**EXERCISE DESCRIPTION**
Show every line in the records below that contains the word "cccccc".

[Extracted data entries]
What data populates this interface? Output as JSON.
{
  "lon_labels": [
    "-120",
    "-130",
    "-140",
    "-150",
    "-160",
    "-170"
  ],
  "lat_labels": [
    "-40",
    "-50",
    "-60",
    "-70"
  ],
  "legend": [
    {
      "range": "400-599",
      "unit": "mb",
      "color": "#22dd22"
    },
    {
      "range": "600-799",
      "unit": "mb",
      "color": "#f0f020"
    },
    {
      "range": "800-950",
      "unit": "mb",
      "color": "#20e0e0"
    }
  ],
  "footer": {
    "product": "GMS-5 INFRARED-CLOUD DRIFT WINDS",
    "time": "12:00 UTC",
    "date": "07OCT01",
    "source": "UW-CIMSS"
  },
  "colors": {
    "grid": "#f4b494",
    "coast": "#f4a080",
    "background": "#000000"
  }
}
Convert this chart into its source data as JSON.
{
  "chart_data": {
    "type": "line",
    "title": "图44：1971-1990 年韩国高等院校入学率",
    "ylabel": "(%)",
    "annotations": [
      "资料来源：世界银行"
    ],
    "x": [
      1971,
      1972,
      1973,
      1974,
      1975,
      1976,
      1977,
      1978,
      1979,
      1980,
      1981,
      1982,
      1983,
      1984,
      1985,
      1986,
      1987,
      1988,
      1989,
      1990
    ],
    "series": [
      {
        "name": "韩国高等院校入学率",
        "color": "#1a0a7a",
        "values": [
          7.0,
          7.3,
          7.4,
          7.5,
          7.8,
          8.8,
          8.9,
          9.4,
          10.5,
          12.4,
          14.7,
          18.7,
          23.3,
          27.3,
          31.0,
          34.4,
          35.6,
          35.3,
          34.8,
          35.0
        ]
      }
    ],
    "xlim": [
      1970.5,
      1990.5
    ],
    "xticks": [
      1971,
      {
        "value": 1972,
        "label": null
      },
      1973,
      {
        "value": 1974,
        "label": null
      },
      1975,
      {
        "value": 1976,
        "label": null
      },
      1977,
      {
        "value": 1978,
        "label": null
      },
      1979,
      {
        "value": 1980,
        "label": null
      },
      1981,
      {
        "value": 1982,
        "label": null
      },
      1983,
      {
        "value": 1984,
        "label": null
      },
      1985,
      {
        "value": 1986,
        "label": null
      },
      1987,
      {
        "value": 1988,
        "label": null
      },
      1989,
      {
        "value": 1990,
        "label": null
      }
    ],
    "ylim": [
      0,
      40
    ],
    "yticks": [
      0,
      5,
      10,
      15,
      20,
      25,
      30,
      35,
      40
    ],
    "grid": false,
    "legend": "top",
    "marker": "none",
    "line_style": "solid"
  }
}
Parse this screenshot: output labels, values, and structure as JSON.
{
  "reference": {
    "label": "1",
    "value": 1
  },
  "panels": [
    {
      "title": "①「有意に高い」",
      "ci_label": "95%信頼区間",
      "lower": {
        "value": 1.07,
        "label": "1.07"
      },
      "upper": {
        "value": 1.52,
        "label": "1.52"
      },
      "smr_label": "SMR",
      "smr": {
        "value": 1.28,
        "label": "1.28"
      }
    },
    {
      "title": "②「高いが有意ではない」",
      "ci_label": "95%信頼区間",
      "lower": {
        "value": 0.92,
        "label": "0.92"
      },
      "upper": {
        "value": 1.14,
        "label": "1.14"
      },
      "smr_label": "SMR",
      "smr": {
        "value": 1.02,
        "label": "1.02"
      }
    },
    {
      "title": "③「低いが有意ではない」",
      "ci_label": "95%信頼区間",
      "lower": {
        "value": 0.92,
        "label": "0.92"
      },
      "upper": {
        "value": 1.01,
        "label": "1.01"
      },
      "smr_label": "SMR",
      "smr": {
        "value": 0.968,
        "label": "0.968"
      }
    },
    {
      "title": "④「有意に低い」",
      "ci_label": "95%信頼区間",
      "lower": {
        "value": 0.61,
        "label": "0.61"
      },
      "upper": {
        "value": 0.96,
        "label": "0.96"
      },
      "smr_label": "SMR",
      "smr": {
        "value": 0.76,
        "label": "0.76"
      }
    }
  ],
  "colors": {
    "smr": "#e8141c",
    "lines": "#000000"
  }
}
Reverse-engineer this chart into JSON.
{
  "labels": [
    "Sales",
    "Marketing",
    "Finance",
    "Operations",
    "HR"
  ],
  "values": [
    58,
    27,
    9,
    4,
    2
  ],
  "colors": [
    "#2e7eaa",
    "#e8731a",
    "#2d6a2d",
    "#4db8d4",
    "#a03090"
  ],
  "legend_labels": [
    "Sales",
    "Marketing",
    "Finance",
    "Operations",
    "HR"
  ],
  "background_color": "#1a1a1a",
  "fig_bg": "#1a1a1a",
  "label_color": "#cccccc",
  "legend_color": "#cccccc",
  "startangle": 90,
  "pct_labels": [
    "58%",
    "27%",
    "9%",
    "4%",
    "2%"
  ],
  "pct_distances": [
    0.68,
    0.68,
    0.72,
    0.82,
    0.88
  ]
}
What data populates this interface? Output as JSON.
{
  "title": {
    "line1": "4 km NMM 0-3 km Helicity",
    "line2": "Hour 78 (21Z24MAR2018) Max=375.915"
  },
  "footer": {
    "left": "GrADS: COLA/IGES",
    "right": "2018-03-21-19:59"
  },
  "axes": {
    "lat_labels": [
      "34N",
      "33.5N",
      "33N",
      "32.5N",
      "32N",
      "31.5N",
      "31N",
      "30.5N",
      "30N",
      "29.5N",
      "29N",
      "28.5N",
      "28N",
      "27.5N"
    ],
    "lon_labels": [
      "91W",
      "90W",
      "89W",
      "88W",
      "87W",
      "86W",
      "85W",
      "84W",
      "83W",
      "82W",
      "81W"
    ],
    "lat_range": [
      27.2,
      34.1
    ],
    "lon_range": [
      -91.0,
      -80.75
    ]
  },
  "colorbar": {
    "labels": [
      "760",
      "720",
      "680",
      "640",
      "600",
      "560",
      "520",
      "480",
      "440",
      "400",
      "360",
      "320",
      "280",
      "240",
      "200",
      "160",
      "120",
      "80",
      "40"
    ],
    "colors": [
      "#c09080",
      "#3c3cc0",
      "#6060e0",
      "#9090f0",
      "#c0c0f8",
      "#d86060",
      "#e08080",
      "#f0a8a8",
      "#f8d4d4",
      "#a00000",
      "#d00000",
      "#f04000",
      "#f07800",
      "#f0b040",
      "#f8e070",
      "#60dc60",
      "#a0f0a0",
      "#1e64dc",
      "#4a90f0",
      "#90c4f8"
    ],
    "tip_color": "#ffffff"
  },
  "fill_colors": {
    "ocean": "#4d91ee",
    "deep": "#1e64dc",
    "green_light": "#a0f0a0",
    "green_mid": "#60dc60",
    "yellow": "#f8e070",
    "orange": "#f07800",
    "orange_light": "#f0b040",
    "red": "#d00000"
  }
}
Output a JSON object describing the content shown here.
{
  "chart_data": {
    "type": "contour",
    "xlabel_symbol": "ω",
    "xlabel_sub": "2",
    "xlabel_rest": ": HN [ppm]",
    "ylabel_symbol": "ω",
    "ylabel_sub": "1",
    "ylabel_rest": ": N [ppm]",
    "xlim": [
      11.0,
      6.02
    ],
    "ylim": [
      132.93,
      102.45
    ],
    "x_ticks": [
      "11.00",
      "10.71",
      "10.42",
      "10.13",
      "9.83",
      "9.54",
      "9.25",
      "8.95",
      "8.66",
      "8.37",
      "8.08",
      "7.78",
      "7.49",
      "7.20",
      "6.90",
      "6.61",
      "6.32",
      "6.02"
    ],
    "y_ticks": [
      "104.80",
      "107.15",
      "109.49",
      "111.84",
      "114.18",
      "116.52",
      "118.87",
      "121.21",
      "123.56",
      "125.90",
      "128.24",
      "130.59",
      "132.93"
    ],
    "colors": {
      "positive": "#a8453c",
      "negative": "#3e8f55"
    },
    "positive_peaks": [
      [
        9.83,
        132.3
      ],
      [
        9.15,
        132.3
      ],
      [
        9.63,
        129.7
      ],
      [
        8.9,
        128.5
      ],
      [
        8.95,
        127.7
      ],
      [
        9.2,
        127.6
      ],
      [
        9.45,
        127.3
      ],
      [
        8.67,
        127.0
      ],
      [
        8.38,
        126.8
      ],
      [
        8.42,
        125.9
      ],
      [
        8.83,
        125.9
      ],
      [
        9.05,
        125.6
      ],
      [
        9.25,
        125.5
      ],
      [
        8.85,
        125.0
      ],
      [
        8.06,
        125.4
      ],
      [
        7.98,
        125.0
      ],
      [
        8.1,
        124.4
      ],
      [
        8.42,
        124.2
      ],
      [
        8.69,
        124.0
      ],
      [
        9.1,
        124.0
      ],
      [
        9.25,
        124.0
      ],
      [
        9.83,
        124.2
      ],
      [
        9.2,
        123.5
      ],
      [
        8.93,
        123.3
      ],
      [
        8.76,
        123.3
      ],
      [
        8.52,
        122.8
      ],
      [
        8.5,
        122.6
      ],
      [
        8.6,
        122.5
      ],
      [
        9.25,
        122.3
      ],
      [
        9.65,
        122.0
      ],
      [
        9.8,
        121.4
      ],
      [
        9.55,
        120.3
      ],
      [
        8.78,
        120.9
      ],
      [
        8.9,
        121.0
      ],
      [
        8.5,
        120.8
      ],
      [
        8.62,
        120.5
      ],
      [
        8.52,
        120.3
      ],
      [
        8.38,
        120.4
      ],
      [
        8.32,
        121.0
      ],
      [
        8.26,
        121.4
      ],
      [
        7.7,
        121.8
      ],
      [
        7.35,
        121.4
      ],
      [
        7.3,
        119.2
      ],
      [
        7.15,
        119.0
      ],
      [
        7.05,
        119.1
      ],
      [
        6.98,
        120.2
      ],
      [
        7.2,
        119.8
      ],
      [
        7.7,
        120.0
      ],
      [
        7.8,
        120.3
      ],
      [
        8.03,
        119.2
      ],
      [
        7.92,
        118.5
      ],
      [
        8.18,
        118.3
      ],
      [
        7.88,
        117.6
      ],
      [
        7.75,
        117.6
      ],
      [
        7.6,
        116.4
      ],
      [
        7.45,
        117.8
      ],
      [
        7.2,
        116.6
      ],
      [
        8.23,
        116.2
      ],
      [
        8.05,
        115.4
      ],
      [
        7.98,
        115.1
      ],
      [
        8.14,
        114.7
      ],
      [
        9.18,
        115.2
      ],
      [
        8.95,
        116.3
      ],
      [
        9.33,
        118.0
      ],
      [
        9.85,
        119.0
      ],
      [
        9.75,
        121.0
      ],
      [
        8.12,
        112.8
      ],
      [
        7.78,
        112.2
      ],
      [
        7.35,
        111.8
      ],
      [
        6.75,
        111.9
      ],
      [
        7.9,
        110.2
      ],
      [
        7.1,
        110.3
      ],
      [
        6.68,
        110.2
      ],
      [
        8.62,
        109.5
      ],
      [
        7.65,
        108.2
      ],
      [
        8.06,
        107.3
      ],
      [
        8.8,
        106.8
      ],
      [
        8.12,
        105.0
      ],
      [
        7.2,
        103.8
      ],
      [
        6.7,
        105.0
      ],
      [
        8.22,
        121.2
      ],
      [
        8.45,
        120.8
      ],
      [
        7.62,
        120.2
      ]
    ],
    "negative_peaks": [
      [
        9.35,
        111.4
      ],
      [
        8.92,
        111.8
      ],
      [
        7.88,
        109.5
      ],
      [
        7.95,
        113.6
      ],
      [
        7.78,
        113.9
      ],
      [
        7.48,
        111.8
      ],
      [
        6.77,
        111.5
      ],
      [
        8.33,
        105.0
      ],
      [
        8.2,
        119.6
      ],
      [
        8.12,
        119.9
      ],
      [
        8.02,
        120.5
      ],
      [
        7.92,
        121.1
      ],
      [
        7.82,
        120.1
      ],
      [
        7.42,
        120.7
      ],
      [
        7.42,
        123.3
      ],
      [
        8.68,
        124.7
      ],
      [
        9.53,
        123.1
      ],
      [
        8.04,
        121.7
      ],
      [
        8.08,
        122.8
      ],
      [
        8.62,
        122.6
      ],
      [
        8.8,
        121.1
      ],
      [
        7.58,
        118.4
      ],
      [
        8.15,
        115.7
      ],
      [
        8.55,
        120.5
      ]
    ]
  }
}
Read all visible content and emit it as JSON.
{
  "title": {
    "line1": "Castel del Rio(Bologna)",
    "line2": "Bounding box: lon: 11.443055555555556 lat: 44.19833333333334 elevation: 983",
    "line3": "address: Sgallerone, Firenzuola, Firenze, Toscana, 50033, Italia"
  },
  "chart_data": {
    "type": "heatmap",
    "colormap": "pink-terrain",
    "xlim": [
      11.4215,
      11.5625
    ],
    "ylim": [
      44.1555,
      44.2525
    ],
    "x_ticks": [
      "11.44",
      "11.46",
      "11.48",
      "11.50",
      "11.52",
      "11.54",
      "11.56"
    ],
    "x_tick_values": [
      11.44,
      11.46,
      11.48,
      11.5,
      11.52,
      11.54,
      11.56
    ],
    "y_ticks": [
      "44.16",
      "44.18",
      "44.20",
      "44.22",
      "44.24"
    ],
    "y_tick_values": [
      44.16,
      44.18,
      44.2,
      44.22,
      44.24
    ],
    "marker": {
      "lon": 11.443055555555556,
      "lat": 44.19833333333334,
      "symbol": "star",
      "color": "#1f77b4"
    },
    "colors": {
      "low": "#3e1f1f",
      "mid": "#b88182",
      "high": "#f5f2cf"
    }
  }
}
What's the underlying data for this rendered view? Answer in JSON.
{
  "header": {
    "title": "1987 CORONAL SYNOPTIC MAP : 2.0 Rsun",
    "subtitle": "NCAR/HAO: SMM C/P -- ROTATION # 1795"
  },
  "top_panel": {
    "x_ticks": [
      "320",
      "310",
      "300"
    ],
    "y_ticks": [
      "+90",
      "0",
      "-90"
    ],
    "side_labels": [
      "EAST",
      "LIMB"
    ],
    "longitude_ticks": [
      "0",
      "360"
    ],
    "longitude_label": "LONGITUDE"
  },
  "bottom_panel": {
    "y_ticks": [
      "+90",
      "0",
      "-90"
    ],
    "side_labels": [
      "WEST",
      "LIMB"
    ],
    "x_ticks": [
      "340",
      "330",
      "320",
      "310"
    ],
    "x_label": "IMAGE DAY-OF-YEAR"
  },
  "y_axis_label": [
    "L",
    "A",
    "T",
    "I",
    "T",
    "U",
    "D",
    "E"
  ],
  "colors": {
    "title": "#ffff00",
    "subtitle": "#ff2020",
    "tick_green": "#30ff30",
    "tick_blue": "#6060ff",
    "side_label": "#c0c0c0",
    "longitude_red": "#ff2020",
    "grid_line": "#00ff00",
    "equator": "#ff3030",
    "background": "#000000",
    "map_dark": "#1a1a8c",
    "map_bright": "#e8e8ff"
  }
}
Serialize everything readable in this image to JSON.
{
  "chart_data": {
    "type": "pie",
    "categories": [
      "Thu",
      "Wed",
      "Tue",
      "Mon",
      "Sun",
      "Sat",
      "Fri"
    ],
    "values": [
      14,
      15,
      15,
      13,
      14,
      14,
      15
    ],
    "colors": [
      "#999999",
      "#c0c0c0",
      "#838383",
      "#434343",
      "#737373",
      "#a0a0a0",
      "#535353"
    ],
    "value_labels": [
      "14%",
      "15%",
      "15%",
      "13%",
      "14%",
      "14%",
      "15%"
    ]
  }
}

**RESPONSE TO THE EXERCISE**
  "label_color": "#cccccc",
  "legend_color": "#cccccc",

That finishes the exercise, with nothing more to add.